> _Written request_
Return verbatim the part of the material that opens with the line containing "localize each UI" and closes with the line containing "at-avrat-mention-badge: AT AVRAT", both lines included, and omit the pictures from your answer.

> _Provided information_
/---

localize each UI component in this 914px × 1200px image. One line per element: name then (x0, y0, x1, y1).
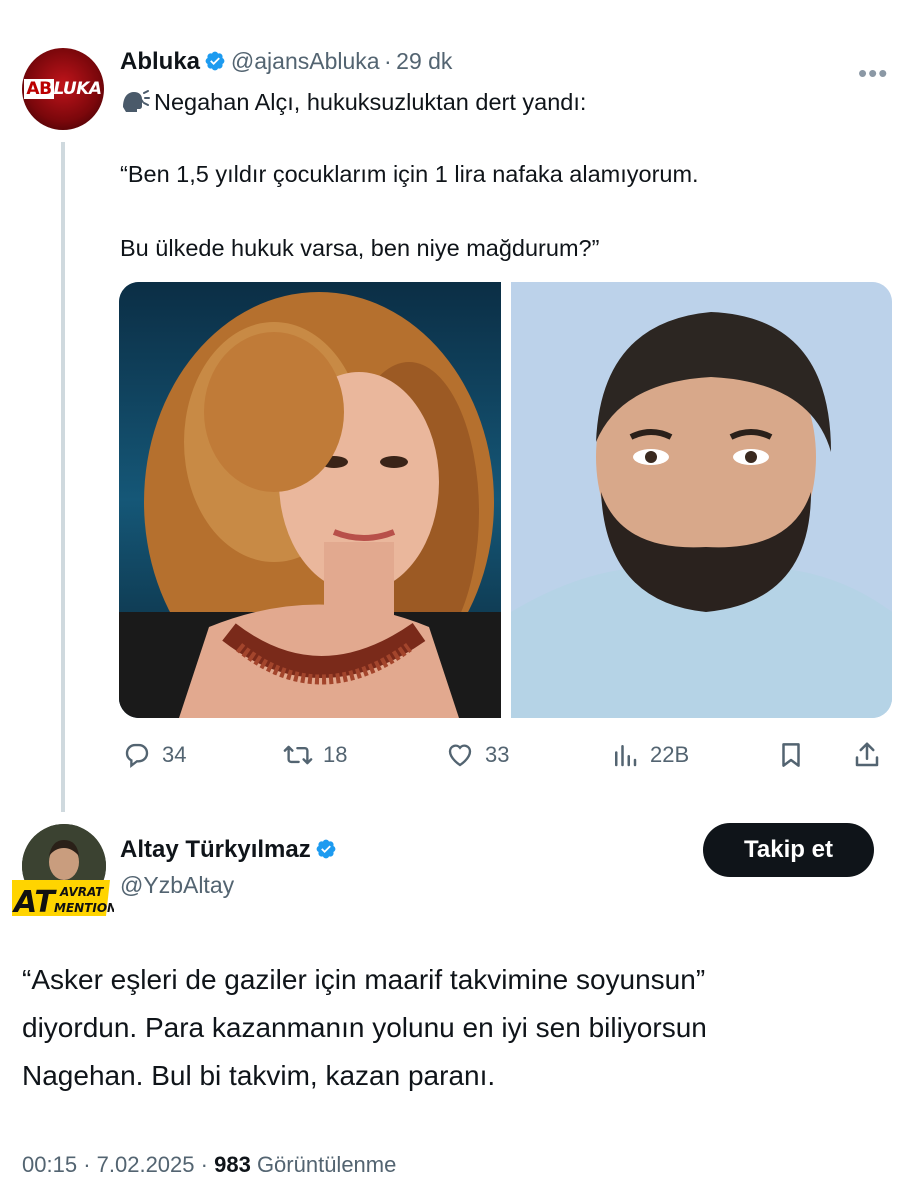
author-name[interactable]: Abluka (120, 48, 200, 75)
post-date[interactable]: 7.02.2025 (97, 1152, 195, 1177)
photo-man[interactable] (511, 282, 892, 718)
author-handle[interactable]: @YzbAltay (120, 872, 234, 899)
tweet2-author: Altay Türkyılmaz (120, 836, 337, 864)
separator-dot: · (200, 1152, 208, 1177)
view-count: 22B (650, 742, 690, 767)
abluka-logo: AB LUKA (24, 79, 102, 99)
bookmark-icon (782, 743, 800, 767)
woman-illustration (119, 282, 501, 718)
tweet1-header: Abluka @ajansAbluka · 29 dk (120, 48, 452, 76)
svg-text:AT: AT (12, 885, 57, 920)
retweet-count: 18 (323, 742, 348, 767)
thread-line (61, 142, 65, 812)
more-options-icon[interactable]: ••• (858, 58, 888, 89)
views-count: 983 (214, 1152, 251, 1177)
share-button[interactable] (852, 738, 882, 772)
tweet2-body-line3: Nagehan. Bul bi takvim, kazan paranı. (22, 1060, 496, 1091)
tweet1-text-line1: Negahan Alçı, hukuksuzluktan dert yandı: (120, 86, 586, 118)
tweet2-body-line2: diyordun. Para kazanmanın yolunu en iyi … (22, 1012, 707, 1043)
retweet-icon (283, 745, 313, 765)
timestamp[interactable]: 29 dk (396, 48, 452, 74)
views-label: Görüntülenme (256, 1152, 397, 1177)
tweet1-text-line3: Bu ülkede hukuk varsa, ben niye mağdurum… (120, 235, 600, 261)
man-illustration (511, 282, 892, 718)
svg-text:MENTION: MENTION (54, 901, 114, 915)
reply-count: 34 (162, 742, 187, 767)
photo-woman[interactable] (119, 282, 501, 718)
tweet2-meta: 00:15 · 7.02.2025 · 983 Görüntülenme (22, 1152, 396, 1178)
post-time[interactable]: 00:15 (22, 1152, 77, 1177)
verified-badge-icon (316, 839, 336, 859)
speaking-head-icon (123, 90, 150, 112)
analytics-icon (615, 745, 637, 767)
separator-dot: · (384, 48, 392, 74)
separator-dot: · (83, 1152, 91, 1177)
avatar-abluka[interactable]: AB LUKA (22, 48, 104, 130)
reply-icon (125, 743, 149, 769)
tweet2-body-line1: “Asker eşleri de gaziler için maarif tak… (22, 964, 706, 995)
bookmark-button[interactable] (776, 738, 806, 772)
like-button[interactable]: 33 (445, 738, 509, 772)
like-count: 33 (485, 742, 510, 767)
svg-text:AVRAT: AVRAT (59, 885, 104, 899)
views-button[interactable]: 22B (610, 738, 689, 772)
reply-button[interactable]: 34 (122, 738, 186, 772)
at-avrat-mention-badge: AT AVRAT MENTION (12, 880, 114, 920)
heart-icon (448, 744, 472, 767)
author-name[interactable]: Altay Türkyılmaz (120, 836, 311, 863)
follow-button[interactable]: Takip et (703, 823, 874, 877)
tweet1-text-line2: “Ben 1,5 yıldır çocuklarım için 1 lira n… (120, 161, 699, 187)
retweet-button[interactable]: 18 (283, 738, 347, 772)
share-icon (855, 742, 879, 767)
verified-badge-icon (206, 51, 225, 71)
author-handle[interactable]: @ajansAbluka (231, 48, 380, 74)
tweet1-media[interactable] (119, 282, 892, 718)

\---
/---

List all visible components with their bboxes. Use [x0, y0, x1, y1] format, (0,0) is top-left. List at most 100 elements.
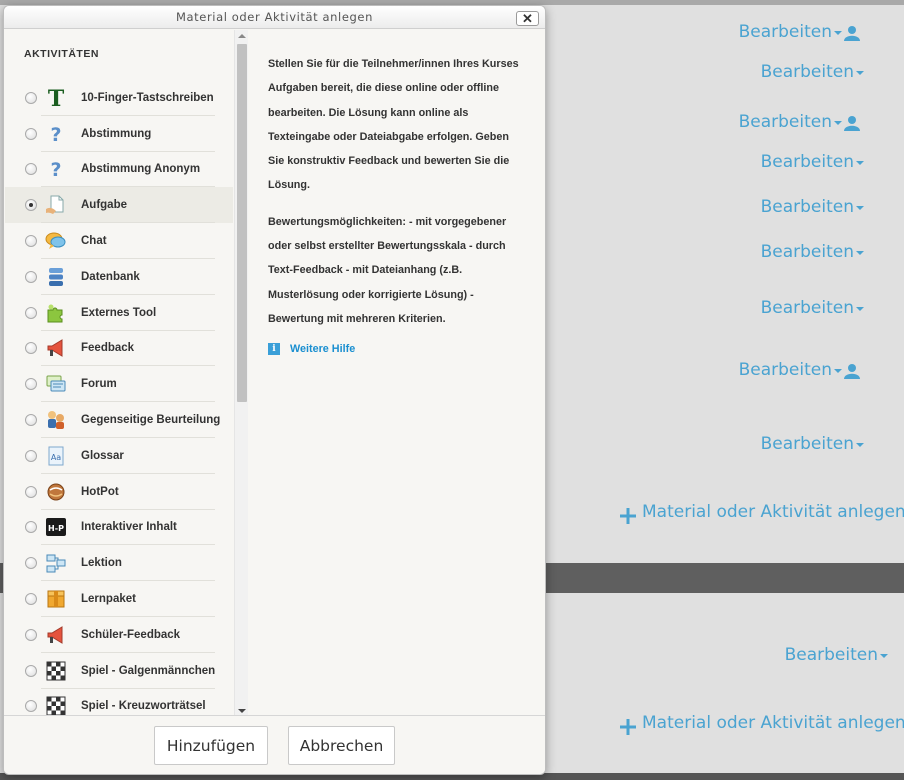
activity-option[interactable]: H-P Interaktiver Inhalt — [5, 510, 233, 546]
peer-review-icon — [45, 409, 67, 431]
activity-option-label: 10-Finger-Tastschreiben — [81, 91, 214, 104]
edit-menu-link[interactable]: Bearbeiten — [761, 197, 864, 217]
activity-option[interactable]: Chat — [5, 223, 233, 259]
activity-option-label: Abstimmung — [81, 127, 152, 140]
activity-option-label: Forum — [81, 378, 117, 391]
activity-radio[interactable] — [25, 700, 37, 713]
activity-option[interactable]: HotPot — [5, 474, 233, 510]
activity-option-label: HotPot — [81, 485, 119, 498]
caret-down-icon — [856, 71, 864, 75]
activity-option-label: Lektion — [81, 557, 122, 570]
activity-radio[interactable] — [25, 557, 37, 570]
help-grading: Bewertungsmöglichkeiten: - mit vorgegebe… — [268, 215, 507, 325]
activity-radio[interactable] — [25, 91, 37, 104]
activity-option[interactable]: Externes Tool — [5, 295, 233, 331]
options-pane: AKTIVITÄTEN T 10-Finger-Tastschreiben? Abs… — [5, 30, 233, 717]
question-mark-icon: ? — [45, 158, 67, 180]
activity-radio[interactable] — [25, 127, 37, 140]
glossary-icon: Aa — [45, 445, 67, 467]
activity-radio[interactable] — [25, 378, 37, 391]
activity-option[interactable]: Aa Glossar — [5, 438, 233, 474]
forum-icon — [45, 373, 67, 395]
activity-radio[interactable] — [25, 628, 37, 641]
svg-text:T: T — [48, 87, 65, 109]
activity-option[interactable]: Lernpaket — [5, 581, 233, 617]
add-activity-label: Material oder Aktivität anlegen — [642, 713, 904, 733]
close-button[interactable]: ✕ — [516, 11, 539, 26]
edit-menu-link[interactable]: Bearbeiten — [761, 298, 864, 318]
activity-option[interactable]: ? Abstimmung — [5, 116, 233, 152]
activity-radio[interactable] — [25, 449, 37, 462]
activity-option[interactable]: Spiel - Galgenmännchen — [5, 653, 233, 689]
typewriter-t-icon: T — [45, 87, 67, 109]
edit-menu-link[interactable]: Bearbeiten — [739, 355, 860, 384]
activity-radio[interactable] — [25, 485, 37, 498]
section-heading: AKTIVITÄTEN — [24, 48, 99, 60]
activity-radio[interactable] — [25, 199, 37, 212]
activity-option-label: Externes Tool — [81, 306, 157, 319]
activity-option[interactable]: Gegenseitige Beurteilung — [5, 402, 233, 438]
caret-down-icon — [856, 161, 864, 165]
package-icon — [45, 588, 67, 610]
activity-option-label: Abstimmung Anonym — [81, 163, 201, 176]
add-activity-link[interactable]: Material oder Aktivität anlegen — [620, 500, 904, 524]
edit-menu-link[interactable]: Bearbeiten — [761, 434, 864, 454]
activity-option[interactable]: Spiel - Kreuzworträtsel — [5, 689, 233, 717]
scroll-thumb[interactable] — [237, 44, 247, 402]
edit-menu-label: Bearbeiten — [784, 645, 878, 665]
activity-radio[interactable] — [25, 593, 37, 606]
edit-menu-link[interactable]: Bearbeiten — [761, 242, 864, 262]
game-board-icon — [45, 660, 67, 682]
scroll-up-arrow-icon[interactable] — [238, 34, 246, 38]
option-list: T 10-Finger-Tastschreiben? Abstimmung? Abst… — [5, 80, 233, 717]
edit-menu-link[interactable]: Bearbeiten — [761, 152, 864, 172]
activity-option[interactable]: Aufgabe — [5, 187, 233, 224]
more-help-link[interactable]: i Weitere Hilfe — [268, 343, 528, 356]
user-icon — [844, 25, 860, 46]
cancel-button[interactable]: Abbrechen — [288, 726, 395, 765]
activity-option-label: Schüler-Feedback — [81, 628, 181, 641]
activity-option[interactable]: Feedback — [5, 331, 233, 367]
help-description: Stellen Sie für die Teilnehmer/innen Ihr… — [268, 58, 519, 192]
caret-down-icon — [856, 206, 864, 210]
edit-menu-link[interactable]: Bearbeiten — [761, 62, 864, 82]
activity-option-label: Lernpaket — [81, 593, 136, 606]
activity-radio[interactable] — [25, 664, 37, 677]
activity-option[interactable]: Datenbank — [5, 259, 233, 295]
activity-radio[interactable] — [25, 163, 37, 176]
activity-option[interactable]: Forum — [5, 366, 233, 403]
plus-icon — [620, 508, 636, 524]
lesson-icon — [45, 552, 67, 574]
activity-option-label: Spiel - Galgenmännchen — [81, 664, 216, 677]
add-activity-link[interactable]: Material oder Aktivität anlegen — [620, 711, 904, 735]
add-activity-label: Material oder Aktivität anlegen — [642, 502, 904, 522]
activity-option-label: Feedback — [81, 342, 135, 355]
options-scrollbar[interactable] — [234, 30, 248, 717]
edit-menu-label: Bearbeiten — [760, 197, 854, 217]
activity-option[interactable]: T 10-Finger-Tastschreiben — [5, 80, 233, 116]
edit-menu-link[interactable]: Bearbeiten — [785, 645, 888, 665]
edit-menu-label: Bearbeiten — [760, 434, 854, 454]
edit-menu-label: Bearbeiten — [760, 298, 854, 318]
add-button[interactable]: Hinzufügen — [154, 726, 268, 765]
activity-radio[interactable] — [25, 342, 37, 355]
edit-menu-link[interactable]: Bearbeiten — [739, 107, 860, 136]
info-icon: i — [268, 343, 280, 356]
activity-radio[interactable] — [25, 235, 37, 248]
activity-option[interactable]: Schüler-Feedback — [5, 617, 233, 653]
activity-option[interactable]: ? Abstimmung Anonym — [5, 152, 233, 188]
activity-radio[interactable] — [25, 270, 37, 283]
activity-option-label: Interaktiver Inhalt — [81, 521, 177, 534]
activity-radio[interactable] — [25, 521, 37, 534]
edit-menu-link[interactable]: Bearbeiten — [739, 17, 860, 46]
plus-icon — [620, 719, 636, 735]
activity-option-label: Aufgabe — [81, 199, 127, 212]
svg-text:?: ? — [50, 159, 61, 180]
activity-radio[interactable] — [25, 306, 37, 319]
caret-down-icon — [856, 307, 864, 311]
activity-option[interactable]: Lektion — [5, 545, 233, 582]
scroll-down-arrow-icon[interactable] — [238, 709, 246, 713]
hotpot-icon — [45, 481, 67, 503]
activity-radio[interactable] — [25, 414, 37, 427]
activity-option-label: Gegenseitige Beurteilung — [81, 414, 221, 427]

\---
/---

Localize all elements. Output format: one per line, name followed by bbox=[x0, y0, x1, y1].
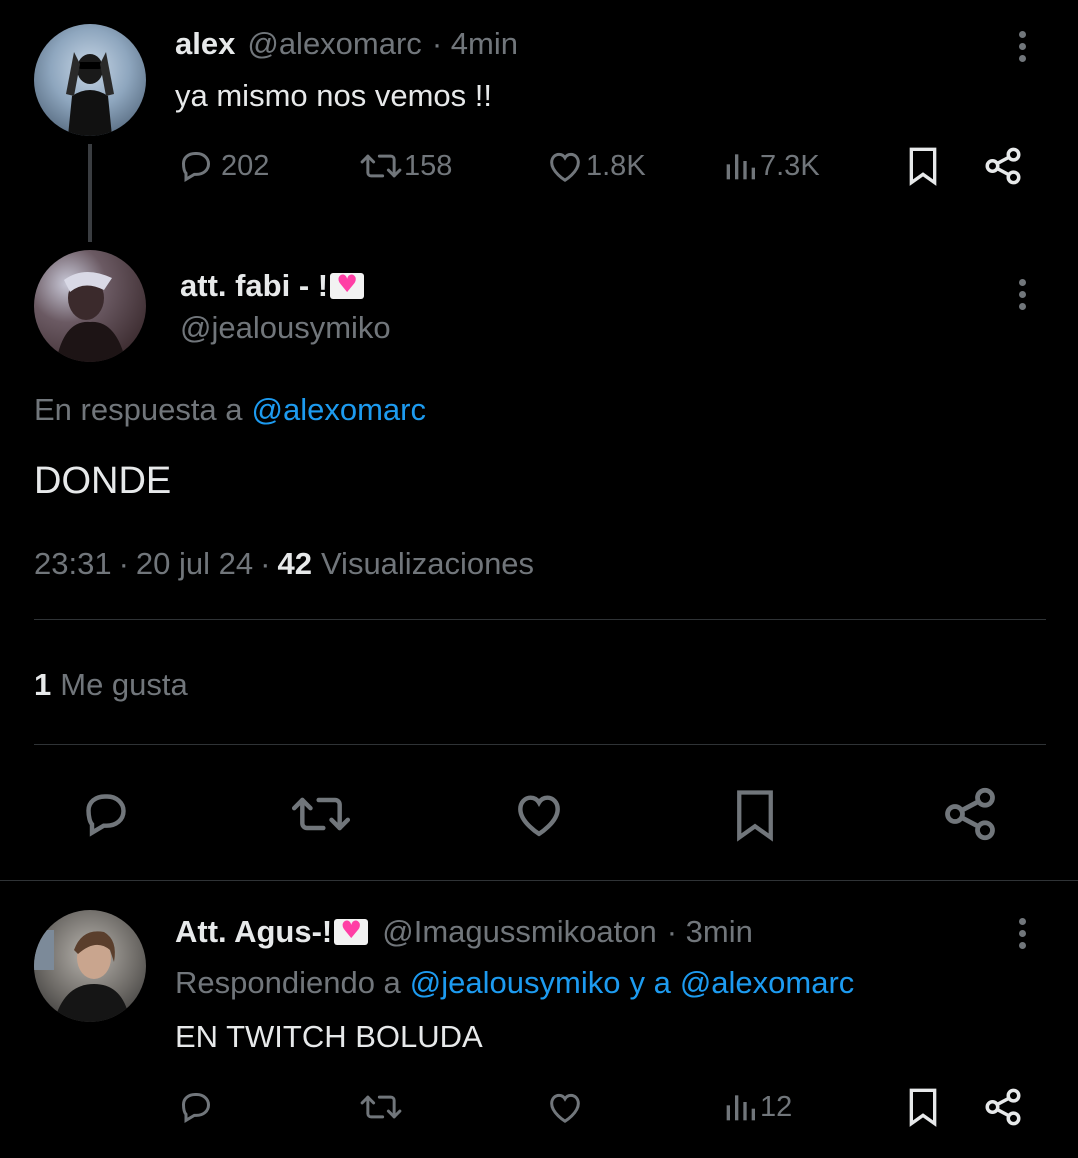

\---

> _The completed task_
localize each UI component in this 914px × 1200px image. One line per element: name then (x0, y0, x1, y1).
author-name[interactable]: Abluka (120, 48, 200, 75)
post-date[interactable]: 7.02.2025 (97, 1152, 195, 1177)
photo-man[interactable] (511, 282, 892, 718)
author-handle[interactable]: @YzbAltay (120, 872, 234, 899)
tweet2-author: Altay Türkyılmaz (120, 836, 337, 864)
separator-dot: · (200, 1152, 208, 1177)
view-count: 22B (650, 742, 690, 767)
abluka-logo: AB LUKA (24, 79, 102, 99)
bookmark-icon (782, 743, 800, 767)
woman-illustration (119, 282, 501, 718)
tweet1-header: Abluka @ajansAbluka · 29 dk (120, 48, 452, 76)
svg-text:AT: AT (12, 885, 57, 920)
retweet-count: 18 (323, 742, 348, 767)
thread-line (61, 142, 65, 812)
more-options-icon[interactable]: ••• (858, 58, 888, 89)
views-count: 983 (214, 1152, 251, 1177)
share-button[interactable] (852, 738, 882, 772)
tweet2-body-line3: Nagehan. Bul bi takvim, kazan paranı. (22, 1060, 496, 1091)
tweet1-text-line1: Negahan Alçı, hukuksuzluktan dert yandı: (120, 86, 586, 118)
tweet2-body-line2: diyordun. Para kazanmanın yolunu en iyi … (22, 1012, 707, 1043)
retweet-icon (283, 745, 313, 765)
timestamp[interactable]: 29 dk (396, 48, 452, 74)
views-label: Görüntülenme (256, 1152, 397, 1177)
tweet1-text-line3: Bu ülkede hukuk varsa, ben niye mağdurum… (120, 235, 600, 261)
man-illustration (511, 282, 892, 718)
svg-text:MENTION: MENTION (54, 901, 114, 915)
reply-count: 34 (162, 742, 187, 767)
photo-woman[interactable] (119, 282, 501, 718)
tweet2-meta: 00:15 · 7.02.2025 · 983 Görüntülenme (22, 1152, 396, 1178)
post-time[interactable]: 00:15 (22, 1152, 77, 1177)
verified-badge-icon (316, 839, 336, 859)
speaking-head-icon (123, 90, 150, 112)
analytics-icon (615, 745, 637, 767)
separator-dot: · (384, 48, 392, 74)
separator-dot: · (83, 1152, 91, 1177)
avatar-abluka[interactable]: AB LUKA (22, 48, 104, 130)
reply-icon (125, 743, 149, 769)
tweet2-body-line1: “Asker eşleri de gaziler için maarif tak… (22, 964, 706, 995)
bookmark-button[interactable] (776, 738, 806, 772)
like-button[interactable]: 33 (445, 738, 509, 772)
like-count: 33 (485, 742, 510, 767)
svg-text:AVRAT: AVRAT (59, 885, 104, 899)
views-button[interactable]: 22B (610, 738, 689, 772)
reply-button[interactable]: 34 (122, 738, 186, 772)
at-avrat-mention-badge: AT AVRAT MENTION (12, 880, 114, 920)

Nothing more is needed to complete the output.